**Exercise directions**
Extract, from the listing that follows, each line containing the word "into".

**Supplied information**
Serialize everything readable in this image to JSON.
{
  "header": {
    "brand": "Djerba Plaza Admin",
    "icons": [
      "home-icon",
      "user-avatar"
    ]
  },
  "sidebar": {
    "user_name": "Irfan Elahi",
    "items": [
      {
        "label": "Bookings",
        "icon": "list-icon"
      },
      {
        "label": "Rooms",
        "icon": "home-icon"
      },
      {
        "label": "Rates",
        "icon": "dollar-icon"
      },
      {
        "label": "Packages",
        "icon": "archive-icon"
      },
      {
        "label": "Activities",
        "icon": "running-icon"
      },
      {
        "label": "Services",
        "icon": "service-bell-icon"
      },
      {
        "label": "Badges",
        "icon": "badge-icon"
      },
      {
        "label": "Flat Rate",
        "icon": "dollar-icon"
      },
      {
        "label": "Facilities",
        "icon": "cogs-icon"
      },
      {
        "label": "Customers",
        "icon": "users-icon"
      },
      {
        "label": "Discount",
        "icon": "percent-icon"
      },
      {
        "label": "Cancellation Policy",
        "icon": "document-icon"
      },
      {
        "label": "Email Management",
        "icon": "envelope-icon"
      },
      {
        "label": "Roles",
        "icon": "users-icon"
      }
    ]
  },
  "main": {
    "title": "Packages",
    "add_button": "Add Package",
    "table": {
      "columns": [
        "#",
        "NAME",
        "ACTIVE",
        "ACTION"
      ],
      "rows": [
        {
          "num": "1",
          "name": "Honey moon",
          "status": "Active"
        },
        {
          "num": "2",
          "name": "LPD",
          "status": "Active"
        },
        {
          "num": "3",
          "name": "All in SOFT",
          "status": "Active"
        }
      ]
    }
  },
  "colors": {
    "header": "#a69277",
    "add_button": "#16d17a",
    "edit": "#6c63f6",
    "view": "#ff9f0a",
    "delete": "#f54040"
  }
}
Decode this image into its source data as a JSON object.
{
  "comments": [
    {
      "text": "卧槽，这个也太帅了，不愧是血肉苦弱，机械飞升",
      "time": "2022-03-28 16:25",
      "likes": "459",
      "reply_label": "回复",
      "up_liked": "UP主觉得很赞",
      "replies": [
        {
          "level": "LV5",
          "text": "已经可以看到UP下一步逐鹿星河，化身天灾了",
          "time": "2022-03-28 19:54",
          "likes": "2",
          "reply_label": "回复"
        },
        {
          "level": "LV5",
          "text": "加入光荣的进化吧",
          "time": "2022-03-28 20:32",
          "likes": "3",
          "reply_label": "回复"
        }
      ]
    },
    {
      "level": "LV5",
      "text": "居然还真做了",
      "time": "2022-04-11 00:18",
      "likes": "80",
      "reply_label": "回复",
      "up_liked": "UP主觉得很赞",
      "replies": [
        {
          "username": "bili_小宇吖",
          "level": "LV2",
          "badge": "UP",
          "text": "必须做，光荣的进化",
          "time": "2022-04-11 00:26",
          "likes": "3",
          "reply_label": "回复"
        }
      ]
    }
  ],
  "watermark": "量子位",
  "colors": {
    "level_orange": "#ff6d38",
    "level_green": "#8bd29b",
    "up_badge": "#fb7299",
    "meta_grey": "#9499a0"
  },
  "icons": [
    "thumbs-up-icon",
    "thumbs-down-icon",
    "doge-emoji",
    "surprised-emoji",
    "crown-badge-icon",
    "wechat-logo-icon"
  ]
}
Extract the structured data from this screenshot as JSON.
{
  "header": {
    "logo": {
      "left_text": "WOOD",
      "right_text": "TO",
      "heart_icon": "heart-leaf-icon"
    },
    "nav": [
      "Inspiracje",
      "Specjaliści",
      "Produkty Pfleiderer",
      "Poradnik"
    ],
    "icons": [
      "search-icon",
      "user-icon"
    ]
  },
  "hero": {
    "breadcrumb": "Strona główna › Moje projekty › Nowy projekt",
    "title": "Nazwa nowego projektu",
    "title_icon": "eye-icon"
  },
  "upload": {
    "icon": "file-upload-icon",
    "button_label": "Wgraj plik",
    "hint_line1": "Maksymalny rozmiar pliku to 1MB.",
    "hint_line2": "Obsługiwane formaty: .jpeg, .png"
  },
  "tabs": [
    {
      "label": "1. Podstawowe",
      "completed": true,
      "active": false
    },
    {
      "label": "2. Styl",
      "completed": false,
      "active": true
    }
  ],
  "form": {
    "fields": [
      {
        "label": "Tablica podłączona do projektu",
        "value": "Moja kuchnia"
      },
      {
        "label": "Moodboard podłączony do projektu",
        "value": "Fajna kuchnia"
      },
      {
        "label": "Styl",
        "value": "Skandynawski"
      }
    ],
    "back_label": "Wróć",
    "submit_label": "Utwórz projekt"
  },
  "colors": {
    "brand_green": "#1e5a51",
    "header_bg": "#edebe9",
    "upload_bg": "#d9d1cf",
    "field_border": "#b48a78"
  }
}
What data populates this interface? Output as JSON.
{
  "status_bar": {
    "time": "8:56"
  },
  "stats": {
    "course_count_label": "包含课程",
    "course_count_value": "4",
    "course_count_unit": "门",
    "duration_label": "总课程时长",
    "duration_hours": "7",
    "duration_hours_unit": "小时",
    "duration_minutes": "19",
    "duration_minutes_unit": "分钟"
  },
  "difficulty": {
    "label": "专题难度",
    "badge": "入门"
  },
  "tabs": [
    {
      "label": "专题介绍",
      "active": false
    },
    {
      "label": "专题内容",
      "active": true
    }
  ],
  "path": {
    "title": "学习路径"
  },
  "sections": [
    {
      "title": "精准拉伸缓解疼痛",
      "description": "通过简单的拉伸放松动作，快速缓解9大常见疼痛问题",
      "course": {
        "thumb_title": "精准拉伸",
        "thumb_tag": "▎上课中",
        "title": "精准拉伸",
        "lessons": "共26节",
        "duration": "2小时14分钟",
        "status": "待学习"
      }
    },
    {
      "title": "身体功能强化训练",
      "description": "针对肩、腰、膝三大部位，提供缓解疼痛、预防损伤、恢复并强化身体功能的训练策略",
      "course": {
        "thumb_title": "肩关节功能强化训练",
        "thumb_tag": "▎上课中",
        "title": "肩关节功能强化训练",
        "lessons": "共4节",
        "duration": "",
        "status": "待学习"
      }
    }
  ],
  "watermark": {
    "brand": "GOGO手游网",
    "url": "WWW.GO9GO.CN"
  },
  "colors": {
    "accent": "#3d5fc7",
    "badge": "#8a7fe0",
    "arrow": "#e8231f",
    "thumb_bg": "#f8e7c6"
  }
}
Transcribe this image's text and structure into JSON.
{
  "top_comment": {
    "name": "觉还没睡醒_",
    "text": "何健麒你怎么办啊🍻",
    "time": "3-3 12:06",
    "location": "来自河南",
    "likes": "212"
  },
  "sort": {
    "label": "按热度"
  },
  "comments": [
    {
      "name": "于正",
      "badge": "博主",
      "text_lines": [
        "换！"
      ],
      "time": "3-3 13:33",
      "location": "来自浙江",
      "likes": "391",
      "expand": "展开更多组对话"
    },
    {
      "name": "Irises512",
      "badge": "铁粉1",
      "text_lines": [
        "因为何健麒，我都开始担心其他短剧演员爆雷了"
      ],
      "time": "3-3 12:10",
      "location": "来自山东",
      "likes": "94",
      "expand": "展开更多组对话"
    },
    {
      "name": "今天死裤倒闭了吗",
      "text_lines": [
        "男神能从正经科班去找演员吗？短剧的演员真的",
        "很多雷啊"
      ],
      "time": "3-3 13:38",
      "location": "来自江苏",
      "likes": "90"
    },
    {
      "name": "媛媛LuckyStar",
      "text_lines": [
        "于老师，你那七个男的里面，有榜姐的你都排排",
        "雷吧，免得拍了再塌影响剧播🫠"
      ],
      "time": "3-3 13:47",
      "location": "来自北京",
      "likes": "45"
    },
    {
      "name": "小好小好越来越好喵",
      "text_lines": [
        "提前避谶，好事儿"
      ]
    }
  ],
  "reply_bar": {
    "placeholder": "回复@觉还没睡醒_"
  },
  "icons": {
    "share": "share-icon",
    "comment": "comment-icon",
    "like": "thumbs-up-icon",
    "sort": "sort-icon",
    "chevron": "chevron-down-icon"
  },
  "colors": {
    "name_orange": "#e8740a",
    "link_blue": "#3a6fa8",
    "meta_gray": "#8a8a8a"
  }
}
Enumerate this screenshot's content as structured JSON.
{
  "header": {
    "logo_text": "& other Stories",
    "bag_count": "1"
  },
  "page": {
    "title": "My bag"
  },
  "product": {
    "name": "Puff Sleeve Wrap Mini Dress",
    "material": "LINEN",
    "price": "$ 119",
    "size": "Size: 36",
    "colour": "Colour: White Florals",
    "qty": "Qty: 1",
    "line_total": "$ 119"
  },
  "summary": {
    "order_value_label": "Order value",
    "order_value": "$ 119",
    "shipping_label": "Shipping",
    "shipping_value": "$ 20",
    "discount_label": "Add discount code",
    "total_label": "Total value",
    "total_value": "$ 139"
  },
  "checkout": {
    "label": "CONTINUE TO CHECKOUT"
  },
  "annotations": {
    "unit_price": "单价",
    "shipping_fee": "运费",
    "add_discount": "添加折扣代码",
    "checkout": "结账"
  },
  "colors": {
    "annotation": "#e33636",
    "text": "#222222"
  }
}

**Full output**
Decode this image into its source data as a JSON object.
Transcribe this image's text and structure into JSON.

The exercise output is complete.